• Work required
Lift out all lines below that contain "pérdida".

• Record list

········

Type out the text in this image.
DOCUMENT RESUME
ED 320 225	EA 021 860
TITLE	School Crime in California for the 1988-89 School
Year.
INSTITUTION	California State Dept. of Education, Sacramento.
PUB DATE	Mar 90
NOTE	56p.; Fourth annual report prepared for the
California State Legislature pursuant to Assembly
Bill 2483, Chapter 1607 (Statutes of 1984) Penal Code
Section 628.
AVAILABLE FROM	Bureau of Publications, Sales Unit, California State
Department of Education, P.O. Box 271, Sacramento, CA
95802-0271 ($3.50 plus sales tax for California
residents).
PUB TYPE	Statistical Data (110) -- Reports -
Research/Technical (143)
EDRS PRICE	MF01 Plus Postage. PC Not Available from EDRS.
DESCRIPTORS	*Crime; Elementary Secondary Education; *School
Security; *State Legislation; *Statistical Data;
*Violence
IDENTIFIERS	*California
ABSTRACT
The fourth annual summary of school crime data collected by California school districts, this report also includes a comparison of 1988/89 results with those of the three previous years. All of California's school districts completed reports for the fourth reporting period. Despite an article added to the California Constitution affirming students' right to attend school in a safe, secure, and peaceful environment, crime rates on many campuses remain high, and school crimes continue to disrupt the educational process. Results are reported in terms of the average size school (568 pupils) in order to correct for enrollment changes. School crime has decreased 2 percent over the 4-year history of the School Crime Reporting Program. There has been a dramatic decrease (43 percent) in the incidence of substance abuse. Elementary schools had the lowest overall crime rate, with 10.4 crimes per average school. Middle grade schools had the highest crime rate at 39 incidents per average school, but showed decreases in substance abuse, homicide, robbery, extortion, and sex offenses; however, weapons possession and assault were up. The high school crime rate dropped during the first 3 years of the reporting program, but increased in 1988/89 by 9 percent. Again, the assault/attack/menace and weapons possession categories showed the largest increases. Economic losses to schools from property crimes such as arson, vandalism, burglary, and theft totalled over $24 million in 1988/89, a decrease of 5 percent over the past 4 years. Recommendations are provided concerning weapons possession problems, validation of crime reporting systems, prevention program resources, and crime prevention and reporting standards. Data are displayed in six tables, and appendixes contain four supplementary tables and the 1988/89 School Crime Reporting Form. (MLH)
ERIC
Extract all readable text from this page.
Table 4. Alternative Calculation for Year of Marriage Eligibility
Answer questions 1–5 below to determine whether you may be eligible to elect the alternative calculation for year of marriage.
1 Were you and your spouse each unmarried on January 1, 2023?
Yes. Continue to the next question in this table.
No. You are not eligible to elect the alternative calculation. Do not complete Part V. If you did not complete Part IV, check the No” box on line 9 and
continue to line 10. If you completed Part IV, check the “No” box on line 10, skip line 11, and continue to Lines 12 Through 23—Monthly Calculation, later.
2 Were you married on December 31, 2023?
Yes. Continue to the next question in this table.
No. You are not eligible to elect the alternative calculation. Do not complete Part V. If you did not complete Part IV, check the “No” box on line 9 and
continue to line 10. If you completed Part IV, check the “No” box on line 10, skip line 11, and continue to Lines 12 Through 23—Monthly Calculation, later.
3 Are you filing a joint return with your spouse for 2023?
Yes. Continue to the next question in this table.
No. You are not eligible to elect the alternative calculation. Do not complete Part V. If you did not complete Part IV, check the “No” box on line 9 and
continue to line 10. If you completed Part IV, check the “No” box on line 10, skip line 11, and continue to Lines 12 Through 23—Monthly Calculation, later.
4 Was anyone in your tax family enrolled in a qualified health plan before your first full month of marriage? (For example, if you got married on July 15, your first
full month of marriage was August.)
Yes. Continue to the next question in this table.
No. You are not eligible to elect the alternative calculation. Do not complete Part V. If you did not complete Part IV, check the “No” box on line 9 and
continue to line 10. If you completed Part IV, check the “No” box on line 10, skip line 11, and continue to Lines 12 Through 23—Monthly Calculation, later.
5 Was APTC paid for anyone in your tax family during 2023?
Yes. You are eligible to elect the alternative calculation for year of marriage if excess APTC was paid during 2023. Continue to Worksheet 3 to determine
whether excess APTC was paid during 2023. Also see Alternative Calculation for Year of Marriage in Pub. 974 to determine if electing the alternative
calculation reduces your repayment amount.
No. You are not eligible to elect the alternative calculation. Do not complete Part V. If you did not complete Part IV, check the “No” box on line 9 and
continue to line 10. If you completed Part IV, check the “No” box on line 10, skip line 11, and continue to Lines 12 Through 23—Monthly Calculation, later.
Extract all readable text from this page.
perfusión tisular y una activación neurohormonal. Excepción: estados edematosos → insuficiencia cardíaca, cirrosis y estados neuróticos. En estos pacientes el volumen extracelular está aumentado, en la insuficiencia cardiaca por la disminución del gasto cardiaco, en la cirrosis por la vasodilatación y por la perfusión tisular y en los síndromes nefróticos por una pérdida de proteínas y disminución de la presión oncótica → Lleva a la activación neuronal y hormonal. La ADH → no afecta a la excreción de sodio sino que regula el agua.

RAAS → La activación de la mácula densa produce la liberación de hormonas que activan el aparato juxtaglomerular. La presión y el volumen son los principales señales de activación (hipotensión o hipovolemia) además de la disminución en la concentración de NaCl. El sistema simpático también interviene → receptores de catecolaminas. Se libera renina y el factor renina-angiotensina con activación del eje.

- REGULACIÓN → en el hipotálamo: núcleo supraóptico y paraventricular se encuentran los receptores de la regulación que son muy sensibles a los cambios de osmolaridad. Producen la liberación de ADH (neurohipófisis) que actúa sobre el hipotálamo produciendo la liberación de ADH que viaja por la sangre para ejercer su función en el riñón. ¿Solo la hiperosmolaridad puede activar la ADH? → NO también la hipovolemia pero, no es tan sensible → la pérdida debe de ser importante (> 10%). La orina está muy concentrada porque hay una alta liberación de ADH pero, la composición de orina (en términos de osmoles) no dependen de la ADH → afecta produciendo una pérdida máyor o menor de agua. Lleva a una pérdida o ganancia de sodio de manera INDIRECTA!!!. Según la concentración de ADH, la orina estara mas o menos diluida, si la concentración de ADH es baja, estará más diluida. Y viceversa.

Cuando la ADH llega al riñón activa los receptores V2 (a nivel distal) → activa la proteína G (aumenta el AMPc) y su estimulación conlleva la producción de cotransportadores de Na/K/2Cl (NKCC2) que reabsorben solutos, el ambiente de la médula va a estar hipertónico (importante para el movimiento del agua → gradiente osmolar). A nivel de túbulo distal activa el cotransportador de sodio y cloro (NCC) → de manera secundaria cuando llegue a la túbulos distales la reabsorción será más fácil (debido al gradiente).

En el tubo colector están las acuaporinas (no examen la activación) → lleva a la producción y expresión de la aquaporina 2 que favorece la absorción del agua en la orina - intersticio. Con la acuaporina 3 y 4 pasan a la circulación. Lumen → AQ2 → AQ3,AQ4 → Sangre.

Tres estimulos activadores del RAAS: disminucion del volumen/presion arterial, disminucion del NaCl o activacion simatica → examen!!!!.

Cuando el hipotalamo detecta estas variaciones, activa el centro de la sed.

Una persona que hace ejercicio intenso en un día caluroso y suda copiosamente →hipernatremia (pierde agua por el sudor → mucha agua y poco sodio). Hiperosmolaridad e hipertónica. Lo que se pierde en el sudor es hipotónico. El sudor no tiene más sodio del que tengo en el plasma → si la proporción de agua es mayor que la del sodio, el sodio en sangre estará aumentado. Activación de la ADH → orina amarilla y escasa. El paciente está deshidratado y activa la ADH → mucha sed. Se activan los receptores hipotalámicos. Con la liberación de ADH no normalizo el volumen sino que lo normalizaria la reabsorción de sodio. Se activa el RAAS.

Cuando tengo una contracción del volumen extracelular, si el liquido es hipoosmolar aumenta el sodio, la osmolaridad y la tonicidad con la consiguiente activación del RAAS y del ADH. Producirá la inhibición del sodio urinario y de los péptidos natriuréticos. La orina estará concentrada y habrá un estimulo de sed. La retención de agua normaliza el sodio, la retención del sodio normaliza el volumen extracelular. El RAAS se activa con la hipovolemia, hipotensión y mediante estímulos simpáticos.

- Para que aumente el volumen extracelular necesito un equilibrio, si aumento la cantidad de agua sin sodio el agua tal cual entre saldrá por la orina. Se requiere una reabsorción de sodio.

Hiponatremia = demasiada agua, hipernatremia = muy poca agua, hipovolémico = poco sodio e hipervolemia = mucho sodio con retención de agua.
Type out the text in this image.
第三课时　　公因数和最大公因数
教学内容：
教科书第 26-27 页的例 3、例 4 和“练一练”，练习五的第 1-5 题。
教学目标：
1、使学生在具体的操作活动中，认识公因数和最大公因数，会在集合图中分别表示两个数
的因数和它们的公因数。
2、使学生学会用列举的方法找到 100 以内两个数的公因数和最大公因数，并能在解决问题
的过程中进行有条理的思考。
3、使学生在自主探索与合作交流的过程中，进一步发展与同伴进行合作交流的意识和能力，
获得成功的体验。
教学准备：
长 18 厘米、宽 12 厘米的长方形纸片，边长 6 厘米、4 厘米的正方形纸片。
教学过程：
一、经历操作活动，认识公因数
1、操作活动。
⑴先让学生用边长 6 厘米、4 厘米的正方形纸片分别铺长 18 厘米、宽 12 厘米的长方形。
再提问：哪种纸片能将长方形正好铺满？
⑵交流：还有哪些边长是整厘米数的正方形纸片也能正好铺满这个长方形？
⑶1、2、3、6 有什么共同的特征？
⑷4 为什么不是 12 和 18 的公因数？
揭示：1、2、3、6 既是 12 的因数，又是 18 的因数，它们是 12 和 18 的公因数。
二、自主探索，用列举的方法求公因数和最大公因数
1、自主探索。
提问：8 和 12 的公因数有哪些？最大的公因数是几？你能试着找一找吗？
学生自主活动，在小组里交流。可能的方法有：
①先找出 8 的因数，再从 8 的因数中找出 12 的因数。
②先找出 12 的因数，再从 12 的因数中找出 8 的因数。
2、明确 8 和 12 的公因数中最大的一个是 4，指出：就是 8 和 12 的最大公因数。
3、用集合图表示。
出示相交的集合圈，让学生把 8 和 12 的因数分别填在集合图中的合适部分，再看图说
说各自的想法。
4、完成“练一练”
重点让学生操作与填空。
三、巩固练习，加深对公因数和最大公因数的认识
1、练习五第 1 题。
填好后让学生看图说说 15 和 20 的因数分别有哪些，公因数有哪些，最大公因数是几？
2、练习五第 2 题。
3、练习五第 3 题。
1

········

• Reply to the exercise
perfusión tisular y una activación neurohormonal. Excepción: estados edematosos → insuficiencia cardíaca, cirrosis y estados neuróticos. En estos pacientes el volumen extracelular está aumentado, en la insuficiencia cardiaca por la disminución del gasto cardiaco, en la cirrosis por la vasodilatación y por la perfusión tisular y en los síndromes nefróticos por una pérdida de proteínas y disminución de la presión oncótica → Lleva a la activación neuronal y hormonal. La ADH → no afecta a la excreción de sodio sino que regula el agua.
- REGULACIÓN → en el hipotálamo: núcleo supraóptico y paraventricular se encuentran los receptores de la regulación que son muy sensibles a los cambios de osmolaridad. Producen la liberación de ADH (neurohipófisis) que actúa sobre el hipotálamo produciendo la liberación de ADH que viaja por la sangre para ejercer su función en el riñón. ¿Solo la hiperosmolaridad puede activar la ADH? → NO también la hipovolemia pero, no es tan sensible → la pérdida debe de ser importante (> 10%). La orina está muy concentrada porque hay una alta liberación de ADH pero, la composición de orina (en términos de osmoles) no dependen de la ADH → afecta produciendo una pérdida máyor o menor de agua. Lleva a una pérdida o ganancia de sodio de manera INDIRECTA!!!. Según la concentración de ADH, la orina estara mas o menos diluida, si la concentración de ADH es baja, estará más diluida. Y viceversa.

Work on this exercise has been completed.